Description of the task —
No images are to be carried over; print all other material exactly as it stands.
- - - -
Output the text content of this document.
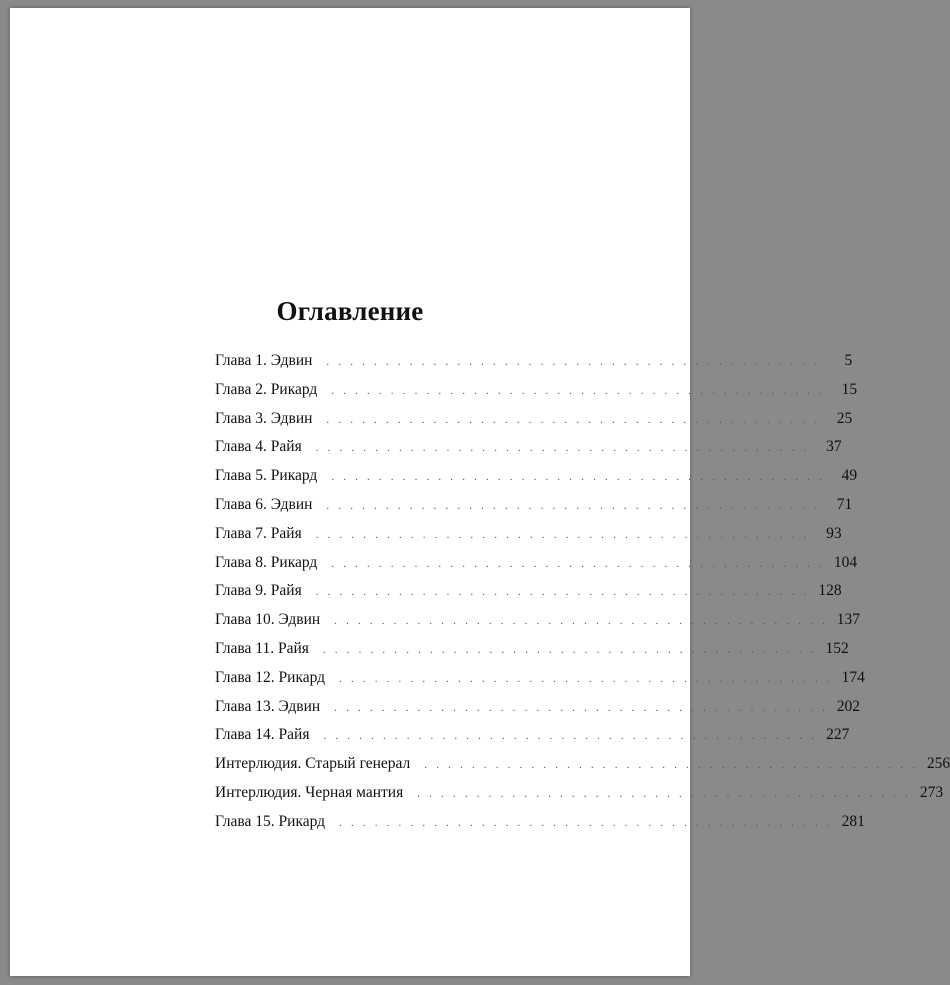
Оглавление
Глава 1. Эдвин	. . . . . . . . . . . . . . . . . . . . . . . . . . . . . . . . . . . . . . . . . .	5
Глава 2. Рикард	. . . . . . . . . . . . . . . . . . . . . . . . . . . . . . . . . . . . . . . . . .	15
Глава 3. Эдвин	. . . . . . . . . . . . . . . . . . . . . . . . . . . . . . . . . . . . . . . . . .	25
Глава 4. Райя	. . . . . . . . . . . . . . . . . . . . . . . . . . . . . . . . . . . . . . . . . .	37
Глава 5. Рикард	. . . . . . . . . . . . . . . . . . . . . . . . . . . . . . . . . . . . . . . . . .	49
Глава 6. Эдвин	. . . . . . . . . . . . . . . . . . . . . . . . . . . . . . . . . . . . . . . . . .	71
Глава 7. Райя	. . . . . . . . . . . . . . . . . . . . . . . . . . . . . . . . . . . . . . . . . .	93
Глава 8. Рикард	. . . . . . . . . . . . . . . . . . . . . . . . . . . . . . . . . . . . . . . . . . 104
Глава 9. Райя	. . . . . . . . . . . . . . . . . . . . . . . . . . . . . . . . . . . . . . . . . . 128
Глава 10. Эдвин	. . . . . . . . . . . . . . . . . . . . . . . . . . . . . . . . . . . . . . . . . . 137
Глава 11. Райя	. . . . . . . . . . . . . . . . . . . . . . . . . . . . . . . . . . . . . . . . . . 152
Глава 12. Рикард	. . . . . . . . . . . . . . . . . . . . . . . . . . . . . . . . . . . . . . . . . . 174
Глава 13. Эдвин	. . . . . . . . . . . . . . . . . . . . . . . . . . . . . . . . . . . . . . . . . . 202
Глава 14. Райя	. . . . . . . . . . . . . . . . . . . . . . . . . . . . . . . . . . . . . . . . . . 227
Интерлюдия. Старый генерал	. . . . . . . . . . . . . . . . . . . . . . . . . . . . . . . . . . . . . . . . . . 256
Интерлюдия. Черная мантия	. . . . . . . . . . . . . . . . . . . . . . . . . . . . . . . . . . . . . . . . . . 273
Глава 15. Рикард	. . . . . . . . . . . . . . . . . . . . . . . . . . . . . . . . . . . . . . . . . . 281
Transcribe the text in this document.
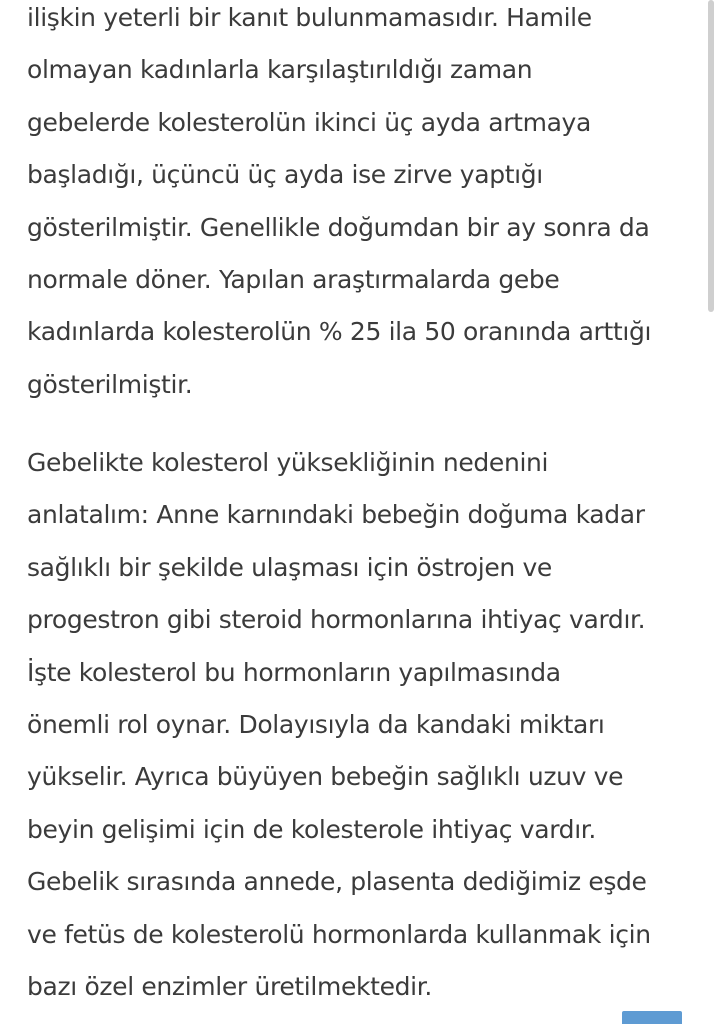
ilişkin yeterli bir kanıt bulunmamasıdır. Hamile
olmayan kadınlarla karşılaştırıldığı zaman
gebelerde kolesterolün ikinci üç ayda artmaya
başladığı, üçüncü üç ayda ise zirve yaptığı
gösterilmiştir. Genellikle doğumdan bir ay sonra da
normale döner. Yapılan araştırmalarda gebe
kadınlarda kolesterolün % 25 ila 50 oranında arttığı
gösterilmiştir.

Gebelikte kolesterol yüksekliğinin nedenini
anlatalım: Anne karnındaki bebeğin doğuma kadar
sağlıklı bir şekilde ulaşması için östrojen ve
progestron gibi steroid hormonlarına ihtiyaç vardır.
İşte kolesterol bu hormonların yapılmasında
önemli rol oynar. Dolayısıyla da kandaki miktarı
yükselir. Ayrıca büyüyen bebeğin sağlıklı uzuv ve
beyin gelişimi için de kolesterole ihtiyaç vardır.
Gebelik sırasında annede, plasenta dediğimiz eşde
ve fetüs de kolesterolü hormonlarda kullanmak için
bazı özel enzimler üretilmektedir.
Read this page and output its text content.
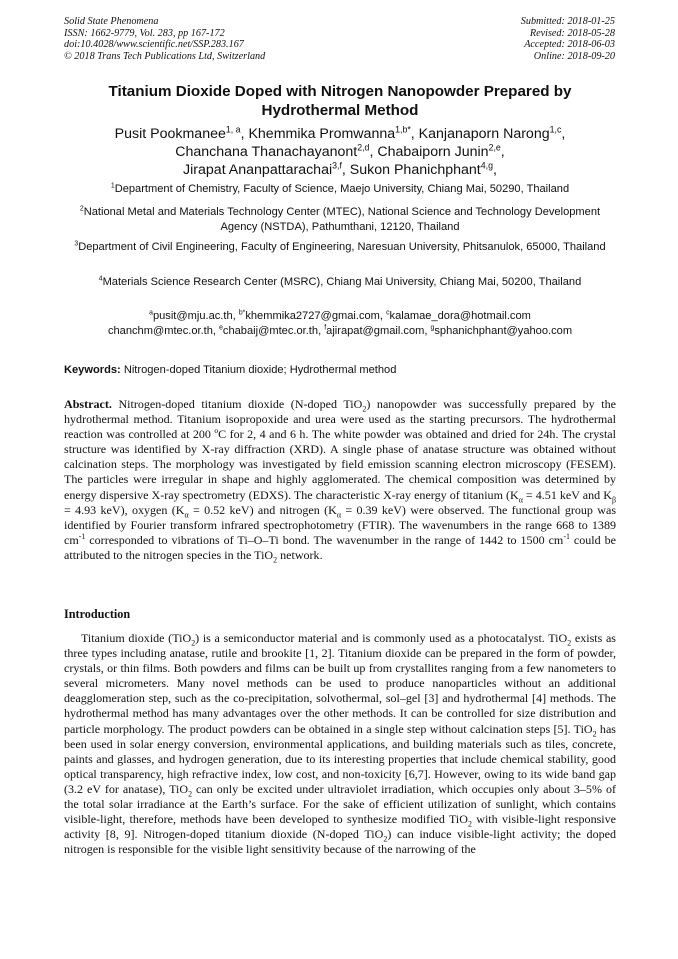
Solid State Phenomena
ISSN: 1662-9779, Vol. 283, pp 167-172
doi:10.4028/www.scientific.net/SSP.283.167
© 2018 Trans Tech Publications Ltd, Switzerland
Submitted: 2018-01-25
Revised: 2018-05-28
Accepted: 2018-06-03
Online: 2018-09-20
Titanium Dioxide Doped with Nitrogen Nanopowder Prepared by Hydrothermal Method
Pusit Pookmanee$^{1, a}$, Khemmika Promwanna$^{1,b*}$, Kanjanaporn Narong$^{1,c}$,
Chanchana Thanachayanont$^{2,d}$, Chabaiporn Junin$^{2,e}$,
Jirapat Ananpattarachai$^{3,f}$, Sukon Phanichphant$^{4,g}$,
$^1$Department of Chemistry, Faculty of Science, Maejo University, Chiang Mai, 50290, Thailand
$^2$National Metal and Materials Technology Center (MTEC), National Science and Technology Development Agency (NSTDA), Pathumthani, 12120, Thailand
$^3$Department of Civil Engineering, Faculty of Engineering, Naresuan University, Phitsanulok, 65000, Thailand
$^4$Materials Science Research Center (MSRC), Chiang Mai University, Chiang Mai, 50200, Thailand
$^a$pusit@mju.ac.th, $^{b*}$khemmika2727@gmai.com, $^c$kalamae_dora@hotmail.com
chanchm@mtec.or.th, $^e$chabaij@mtec.or.th, $^f$ajirapat@gmail.com, $^g$sphanichphant@yahoo.com
Keywords: Nitrogen-doped Titanium dioxide; Hydrothermal method

Abstract. Nitrogen-doped titanium dioxide (N-doped TiO$_2$) nanopowder was successfully prepared by the hydrothermal method. Titanium isopropoxide and urea were used as the starting precursors. The hydrothermal reaction was controlled at 200 ºC for 2, 4 and 6 h. The white powder was obtained and dried for 24h. The crystal structure was identified by X-ray diffraction (XRD). A single phase of anatase structure was obtained without calcination steps. The morphology was investigated by field emission scanning electron microscopy (FESEM). The particles were irregular in shape and highly agglomerated. The chemical composition was determined by energy dispersive X-ray spectrometry (EDXS). The characteristic X-ray energy of titanium ($K_\alpha = 4.51$ keV and $K_\beta = 4.93$ keV), oxygen ($K_\alpha = 0.52$ keV) and nitrogen ($K_\alpha = 0.39$ keV) were observed. The functional group was identified by Fourier transform infrared spectrophotometry (FTIR). The wavenumbers in the range 668 to 1389 $cm^{-1}$ corresponded to vibrations of Ti–O–Ti bond. The wavenumber in the range of 1442 to 1500 $cm^{-1}$ could be attributed to the nitrogen species in the TiO$_2$ network.

Introduction

Titanium dioxide (TiO$_2$) is a semiconductor material and is commonly used as a photocatalyst. TiO$_2$ exists as three types including anatase, rutile and brookite [1, 2]. Titanium dioxide can be prepared in the form of powder, crystals, or thin films. Both powders and films can be built up from crystallites ranging from a few nanometers to several micrometers. Many novel methods can be used to produce nanoparticles without an additional deagglomeration step, such as the co-precipitation, solvothermal, sol–gel [3] and hydrothermal [4] methods. The hydrothermal method has many advantages over the other methods. It can be controlled for size distribution and particle morphology. The product powders can be obtained in a single step without calcination steps [5]. TiO$_2$ has been used in solar energy conversion, environmental applications, and building materials such as tiles, concrete, paints and glasses, and hydrogen generation, due to its interesting properties that include chemical stability, good optical transparency, high refractive index, low cost, and non-toxicity [6,7]. However, owing to its wide band gap (3.2 eV for anatase), TiO$_2$ can only be excited under ultraviolet irradiation, which occupies only about 3–5% of the total solar irradiance at the Earth’s surface. For the sake of efficient utilization of sunlight, which contains visible-light, therefore, methods have been developed to synthesize modified TiO$_2$ with visible-light responsive activity [8, 9]. Nitrogen-doped titanium dioxide (N-doped TiO$_2$) can induce visible-light activity; the doped nitrogen is responsible for the visible light sensitivity because of the narrowing of the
- - - -
Solution to this problem —
Output the text content of this document.
Оглавление
Глава 1. Эдвин	. . . . . . . . . . . . . . . . . . . . . . . . . . . . . . . . . . . . . . . . . .	5
Глава 2. Рикард	. . . . . . . . . . . . . . . . . . . . . . . . . . . . . . . . . . . . . . . . . .	15
Глава 3. Эдвин	. . . . . . . . . . . . . . . . . . . . . . . . . . . . . . . . . . . . . . . . . .	25
Глава 4. Райя	. . . . . . . . . . . . . . . . . . . . . . . . . . . . . . . . . . . . . . . . . .	37
Глава 5. Рикард	. . . . . . . . . . . . . . . . . . . . . . . . . . . . . . . . . . . . . . . . . .	49
Глава 6. Эдвин	. . . . . . . . . . . . . . . . . . . . . . . . . . . . . . . . . . . . . . . . . .	71
Глава 7. Райя	. . . . . . . . . . . . . . . . . . . . . . . . . . . . . . . . . . . . . . . . . .	93
Глава 8. Рикард	. . . . . . . . . . . . . . . . . . . . . . . . . . . . . . . . . . . . . . . . . . 104
Глава 9. Райя	. . . . . . . . . . . . . . . . . . . . . . . . . . . . . . . . . . . . . . . . . . 128
Глава 10. Эдвин	. . . . . . . . . . . . . . . . . . . . . . . . . . . . . . . . . . . . . . . . . . 137
Глава 11. Райя	. . . . . . . . . . . . . . . . . . . . . . . . . . . . . . . . . . . . . . . . . . 152
Глава 12. Рикард	. . . . . . . . . . . . . . . . . . . . . . . . . . . . . . . . . . . . . . . . . . 174
Глава 13. Эдвин	. . . . . . . . . . . . . . . . . . . . . . . . . . . . . . . . . . . . . . . . . . 202
Глава 14. Райя	. . . . . . . . . . . . . . . . . . . . . . . . . . . . . . . . . . . . . . . . . . 227
Интерлюдия. Старый генерал	. . . . . . . . . . . . . . . . . . . . . . . . . . . . . . . . . . . . . . . . . . 256
Интерлюдия. Черная мантия	. . . . . . . . . . . . . . . . . . . . . . . . . . . . . . . . . . . . . . . . . . 273
Глава 15. Рикард	. . . . . . . . . . . . . . . . . . . . . . . . . . . . . . . . . . . . . . . . . . 281
Transcribe the text in this document.
ilişkin yeterli bir kanıt bulunmamasıdır. Hamile
olmayan kadınlarla karşılaştırıldığı zaman
gebelerde kolesterolün ikinci üç ayda artmaya
başladığı, üçüncü üç ayda ise zirve yaptığı
gösterilmiştir. Genellikle doğumdan bir ay sonra da
normale döner. Yapılan araştırmalarda gebe
kadınlarda kolesterolün % 25 ila 50 oranında arttığı
gösterilmiştir.

Gebelikte kolesterol yüksekliğinin nedenini
anlatalım: Anne karnındaki bebeğin doğuma kadar
sağlıklı bir şekilde ulaşması için östrojen ve
progestron gibi steroid hormonlarına ihtiyaç vardır.
İşte kolesterol bu hormonların yapılmasında
önemli rol oynar. Dolayısıyla da kandaki miktarı
yükselir. Ayrıca büyüyen bebeğin sağlıklı uzuv ve
beyin gelişimi için de kolesterole ihtiyaç vardır.
Gebelik sırasında annede, plasenta dediğimiz eşde
ve fetüs de kolesterolü hormonlarda kullanmak için
bazı özel enzimler üretilmektedir.
Read this page and output its text content.
Solid State Phenomena
ISSN: 1662-9779, Vol. 283, pp 167-172
doi:10.4028/www.scientific.net/SSP.283.167
© 2018 Trans Tech Publications Ltd, Switzerland
Submitted: 2018-01-25
Revised: 2018-05-28
Accepted: 2018-06-03
Online: 2018-09-20
Titanium Dioxide Doped with Nitrogen Nanopowder Prepared by Hydrothermal Method
Pusit Pookmanee$^{1, a}$, Khemmika Promwanna$^{1,b*}$, Kanjanaporn Narong$^{1,c}$,
Chanchana Thanachayanont$^{2,d}$, Chabaiporn Junin$^{2,e}$,
Jirapat Ananpattarachai$^{3,f}$, Sukon Phanichphant$^{4,g}$,
$^1$Department of Chemistry, Faculty of Science, Maejo University, Chiang Mai, 50290, Thailand
$^2$National Metal and Materials Technology Center (MTEC), National Science and Technology Development Agency (NSTDA), Pathumthani, 12120, Thailand
$^3$Department of Civil Engineering, Faculty of Engineering, Naresuan University, Phitsanulok, 65000, Thailand
$^4$Materials Science Research Center (MSRC), Chiang Mai University, Chiang Mai, 50200, Thailand
$^a$pusit@mju.ac.th, $^{b*}$khemmika2727@gmai.com, $^c$kalamae_dora@hotmail.com
chanchm@mtec.or.th, $^e$chabaij@mtec.or.th, $^f$ajirapat@gmail.com, $^g$sphanichphant@yahoo.com
Keywords: Nitrogen-doped Titanium dioxide; Hydrothermal method

Abstract. Nitrogen-doped titanium dioxide (N-doped TiO$_2$) nanopowder was successfully prepared by the hydrothermal method. Titanium isopropoxide and urea were used as the starting precursors. The hydrothermal reaction was controlled at 200 ºC for 2, 4 and 6 h. The white powder was obtained and dried for 24h. The crystal structure was identified by X-ray diffraction (XRD). A single phase of anatase structure was obtained without calcination steps. The morphology was investigated by field emission scanning electron microscopy (FESEM). The particles were irregular in shape and highly agglomerated. The chemical composition was determined by energy dispersive X-ray spectrometry (EDXS). The characteristic X-ray energy of titanium ($K_\alpha = 4.51$ keV and $K_\beta = 4.93$ keV), oxygen ($K_\alpha = 0.52$ keV) and nitrogen ($K_\alpha = 0.39$ keV) were observed. The functional group was identified by Fourier transform infrared spectrophotometry (FTIR). The wavenumbers in the range 668 to 1389 $cm^{-1}$ corresponded to vibrations of Ti–O–Ti bond. The wavenumber in the range of 1442 to 1500 $cm^{-1}$ could be attributed to the nitrogen species in the TiO$_2$ network.

Introduction

Titanium dioxide (TiO$_2$) is a semiconductor material and is commonly used as a photocatalyst. TiO$_2$ exists as three types including anatase, rutile and brookite [1, 2]. Titanium dioxide can be prepared in the form of powder, crystals, or thin films. Both powders and films can be built up from crystallites ranging from a few nanometers to several micrometers. Many novel methods can be used to produce nanoparticles without an additional deagglomeration step, such as the co-precipitation, solvothermal, sol–gel [3] and hydrothermal [4] methods. The hydrothermal method has many advantages over the other methods. It can be controlled for size distribution and particle morphology. The product powders can be obtained in a single step without calcination steps [5]. TiO$_2$ has been used in solar energy conversion, environmental applications, and building materials such as tiles, concrete, paints and glasses, and hydrogen generation, due to its interesting properties that include chemical stability, good optical transparency, high refractive index, low cost, and non-toxicity [6,7]. However, owing to its wide band gap (3.2 eV for anatase), TiO$_2$ can only be excited under ultraviolet irradiation, which occupies only about 3–5% of the total solar irradiance at the Earth’s surface. For the sake of efficient utilization of sunlight, which contains visible-light, therefore, methods have been developed to synthesize modified TiO$_2$ with visible-light responsive activity [8, 9]. Nitrogen-doped titanium dioxide (N-doped TiO$_2$) can induce visible-light activity; the doped nitrogen is responsible for the visible light sensitivity because of the narrowing of the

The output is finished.